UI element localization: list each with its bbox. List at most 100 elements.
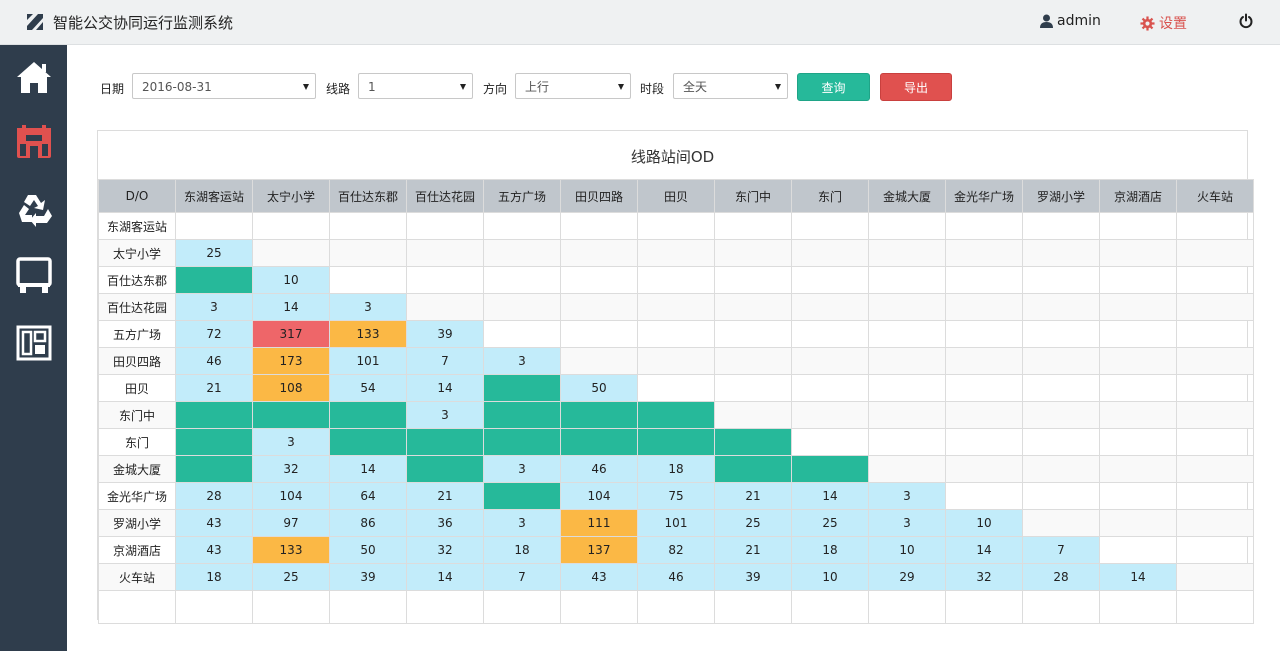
row-header: 五方广场 xyxy=(98,320,176,348)
od-cell: 133 xyxy=(252,536,330,564)
table-row xyxy=(98,590,1254,624)
od-cell xyxy=(714,212,792,240)
od-cell xyxy=(406,212,484,240)
column-header: 罗湖小学 xyxy=(1022,179,1100,213)
date-select[interactable]: 2016-08-31 xyxy=(132,73,316,99)
od-cell: 18 xyxy=(637,455,715,483)
dashboard-icon[interactable] xyxy=(14,323,54,363)
home-icon[interactable] xyxy=(14,58,54,98)
period-value: 全天 xyxy=(683,80,708,94)
od-cell xyxy=(868,455,946,483)
od-cell xyxy=(1099,509,1177,537)
od-cell xyxy=(483,239,561,267)
od-cell xyxy=(560,347,638,375)
od-cell xyxy=(1022,212,1100,240)
od-cell xyxy=(945,428,1023,456)
od-cell xyxy=(868,401,946,429)
od-cell xyxy=(868,212,946,240)
od-cell xyxy=(1176,482,1254,510)
filter-bar: 日期 2016-08-31 线路 1 方向 上行 时段 全天 查询 导出 xyxy=(100,73,960,101)
table-row: 火车站 18 25 39 14 7 43 46 39 10 29 32 28 14 xyxy=(98,563,1254,591)
od-cell: 21 xyxy=(175,374,253,402)
od-cell: 10 xyxy=(252,266,330,294)
settings-label: 设置 xyxy=(1159,16,1187,32)
table-row: 京湖酒店 43 133 50 32 18 137 82 21 18 10 14 7 xyxy=(98,536,1254,564)
od-cell xyxy=(1176,401,1254,429)
table-row: 东门中 3 xyxy=(98,401,1254,429)
table-row: 百仕达东郡 10 xyxy=(98,266,1254,294)
od-cell xyxy=(175,455,253,483)
od-cell: 18 xyxy=(791,536,869,564)
od-cell: 86 xyxy=(329,509,407,537)
export-button[interactable]: 导出 xyxy=(880,73,952,101)
direction-select[interactable]: 上行 xyxy=(515,73,631,99)
chevron-down-icon xyxy=(775,84,781,90)
od-cell: 39 xyxy=(406,320,484,348)
od-cell xyxy=(175,212,253,240)
od-cell xyxy=(1022,401,1100,429)
power-icon[interactable] xyxy=(1238,13,1254,29)
line-label: 线路 xyxy=(326,82,351,96)
line-select[interactable]: 1 xyxy=(358,73,473,99)
column-header: 火车站 xyxy=(1176,179,1254,213)
station-icon[interactable] xyxy=(14,122,54,162)
od-cell xyxy=(868,293,946,321)
od-cell: 101 xyxy=(329,347,407,375)
od-cell xyxy=(1099,455,1177,483)
row-header: 田贝四路 xyxy=(98,347,176,375)
od-cell xyxy=(175,401,253,429)
od-cell xyxy=(1176,347,1254,375)
od-cell xyxy=(714,374,792,402)
od-cell: 21 xyxy=(406,482,484,510)
od-cell: 46 xyxy=(560,455,638,483)
od-cell xyxy=(483,293,561,321)
od-cell xyxy=(560,239,638,267)
od-cell xyxy=(637,401,715,429)
od-cell: 21 xyxy=(714,482,792,510)
od-panel: 线路站间OD D/O 东湖客运站 太宁小学 百仕达东郡 百仕达花园 五方广场 田贝四路 田贝东… xyxy=(97,130,1254,624)
od-cell: 18 xyxy=(175,563,253,591)
column-header: 金光华广场 xyxy=(945,179,1023,213)
od-cell xyxy=(406,428,484,456)
od-cell: 104 xyxy=(252,482,330,510)
query-button[interactable]: 查询 xyxy=(797,73,870,101)
od-cell xyxy=(791,266,869,294)
od-cell: 50 xyxy=(560,374,638,402)
od-cell xyxy=(714,455,792,483)
od-cell: 10 xyxy=(945,509,1023,537)
user-menu[interactable]: admin xyxy=(1040,13,1101,29)
chevron-down-icon xyxy=(618,84,624,90)
od-cell: 14 xyxy=(252,293,330,321)
bus-icon[interactable] xyxy=(14,255,54,295)
od-cell: 75 xyxy=(637,482,715,510)
od-cell: 7 xyxy=(1022,536,1100,564)
od-cell xyxy=(1176,212,1254,240)
od-cell xyxy=(1176,320,1254,348)
column-header: 百仕达花园 xyxy=(406,179,484,213)
od-cell: 25 xyxy=(714,509,792,537)
column-header: 百仕达东郡 xyxy=(329,179,407,213)
period-select[interactable]: 全天 xyxy=(673,73,788,99)
od-cell xyxy=(945,320,1023,348)
od-cell xyxy=(1022,455,1100,483)
od-cell xyxy=(714,239,792,267)
od-cell xyxy=(483,374,561,402)
od-cell xyxy=(483,320,561,348)
column-header: 五方广场 xyxy=(483,179,561,213)
od-cell: 3 xyxy=(868,509,946,537)
od-cell xyxy=(868,374,946,402)
od-cell: 3 xyxy=(483,347,561,375)
od-cell xyxy=(1022,293,1100,321)
date-label: 日期 xyxy=(100,82,125,96)
settings-button[interactable]: 设置 xyxy=(1140,13,1187,33)
od-cell xyxy=(1176,239,1254,267)
od-cell xyxy=(1022,509,1100,537)
line-value: 1 xyxy=(368,80,376,94)
od-cell xyxy=(1099,212,1177,240)
row-header: 田贝 xyxy=(98,374,176,402)
recycle-icon[interactable] xyxy=(14,189,54,229)
od-cell xyxy=(1176,293,1254,321)
od-cell xyxy=(714,293,792,321)
table-row: 百仕达花园 3 14 3 xyxy=(98,293,1254,321)
od-cell xyxy=(945,239,1023,267)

________

WORK TO DO:
Copy the data lines between the line holding "row-header: 五方广场 xyxy=(98,320,176,348)" and the line holding "od-cell xyxy=(175,212,253,240)", inclusive, reproducing each line verbatim.

OUTPUT:
row-header: 五方广场 xyxy=(98,320,176,348)
od-cell: 133 xyxy=(252,536,330,564)
table-row xyxy=(98,590,1254,624)
od-cell xyxy=(714,212,792,240)
od-cell xyxy=(406,212,484,240)
column-header: 罗湖小学 xyxy=(1022,179,1100,213)
date-select[interactable]: 2016-08-31 xyxy=(132,73,316,99)
od-cell: 18 xyxy=(637,455,715,483)
dashboard-icon[interactable] xyxy=(14,323,54,363)
home-icon[interactable] xyxy=(14,58,54,98)
period-value: 全天 xyxy=(683,80,708,94)
od-cell xyxy=(868,455,946,483)
od-cell xyxy=(1099,509,1177,537)
od-cell xyxy=(483,239,561,267)
od-cell xyxy=(560,347,638,375)
od-cell xyxy=(1022,212,1100,240)
od-cell xyxy=(945,428,1023,456)
od-cell xyxy=(868,401,946,429)
od-cell xyxy=(868,212,946,240)
od-cell xyxy=(1176,482,1254,510)
filter-bar: 日期 2016-08-31 线路 1 方向 上行 时段 全天 查询 导出 xyxy=(100,73,960,101)
table-row: 火车站 18 25 39 14 7 43 46 39 10 29 32 28 14 xyxy=(98,563,1254,591)
od-cell: 21 xyxy=(175,374,253,402)
od-cell: 10 xyxy=(252,266,330,294)
settings-label: 设置 xyxy=(1159,16,1187,32)
table-row: 京湖酒店 43 133 50 32 18 137 82 21 18 10 14 7 xyxy=(98,536,1254,564)
od-cell xyxy=(1176,401,1254,429)
table-row: 东门中 3 xyxy=(98,401,1254,429)
table-row: 百仕达东郡 10 xyxy=(98,266,1254,294)
od-cell xyxy=(175,455,253,483)
od-cell: 18 xyxy=(791,536,869,564)
od-cell: 86 xyxy=(329,509,407,537)
export-button[interactable]: 导出 xyxy=(880,73,952,101)
direction-select[interactable]: 上行 xyxy=(515,73,631,99)
chevron-down-icon xyxy=(775,84,781,90)
od-cell: 39 xyxy=(406,320,484,348)
od-cell xyxy=(175,212,253,240)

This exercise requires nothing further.